→ Your goal
Each entry below is to be transcribed exactly.

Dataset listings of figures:
*****

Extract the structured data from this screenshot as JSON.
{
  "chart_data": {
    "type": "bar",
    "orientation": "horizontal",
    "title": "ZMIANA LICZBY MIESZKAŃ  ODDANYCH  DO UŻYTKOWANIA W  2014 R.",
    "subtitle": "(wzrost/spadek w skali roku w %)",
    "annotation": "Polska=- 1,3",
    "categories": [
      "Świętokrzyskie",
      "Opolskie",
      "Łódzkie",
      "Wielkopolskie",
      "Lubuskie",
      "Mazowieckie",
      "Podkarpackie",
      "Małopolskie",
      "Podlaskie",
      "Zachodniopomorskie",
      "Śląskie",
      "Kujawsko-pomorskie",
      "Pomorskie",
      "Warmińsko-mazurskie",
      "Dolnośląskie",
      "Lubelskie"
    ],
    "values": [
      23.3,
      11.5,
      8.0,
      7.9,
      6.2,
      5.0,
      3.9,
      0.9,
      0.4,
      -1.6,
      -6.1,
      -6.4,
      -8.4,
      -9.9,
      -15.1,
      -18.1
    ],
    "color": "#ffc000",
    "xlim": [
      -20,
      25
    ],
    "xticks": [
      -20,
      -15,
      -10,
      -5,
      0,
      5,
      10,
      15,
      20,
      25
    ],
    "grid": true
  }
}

*****

→ Exercise output
Extract the structured data from this screenshot as JSON.
{
  "chart_data": {
    "type": "bar",
    "orientation": "horizontal",
    "title": "ZMIANA LICZBY MIESZKAŃ  ODDANYCH  DO UŻYTKOWANIA W  2014 R.",
    "subtitle": "(wzrost/spadek w skali roku w %)",
    "annotation": "Polska=- 1,3",
    "categories": [
      "Świętokrzyskie",
      "Opolskie",
      "Łódzkie",
      "Wielkopolskie",
      "Lubuskie",
      "Mazowieckie",
      "Podkarpackie",
      "Małopolskie",
      "Podlaskie",
      "Zachodniopomorskie",
      "Śląskie",
      "Kujawsko-pomorskie",
      "Pomorskie",
      "Warmińsko-mazurskie",
      "Dolnośląskie",
      "Lubelskie"
    ],
    "values": [
      23.3,
      11.5,
      8.0,
      7.9,
      6.2,
      5.0,
      3.9,
      0.9,
      0.4,
      -1.6,
      -6.1,
      -6.4,
      -8.4,
      -9.9,
      -15.1,
      -18.1
    ],
    "color": "#ffc000",
    "xlim": [
      -20,
      25
    ],
    "xticks": [
      -20,
      -15,
      -10,
      -5,
      0,
      5,
      10,
      15,
      20,
      25
    ],
    "grid": true
  }
}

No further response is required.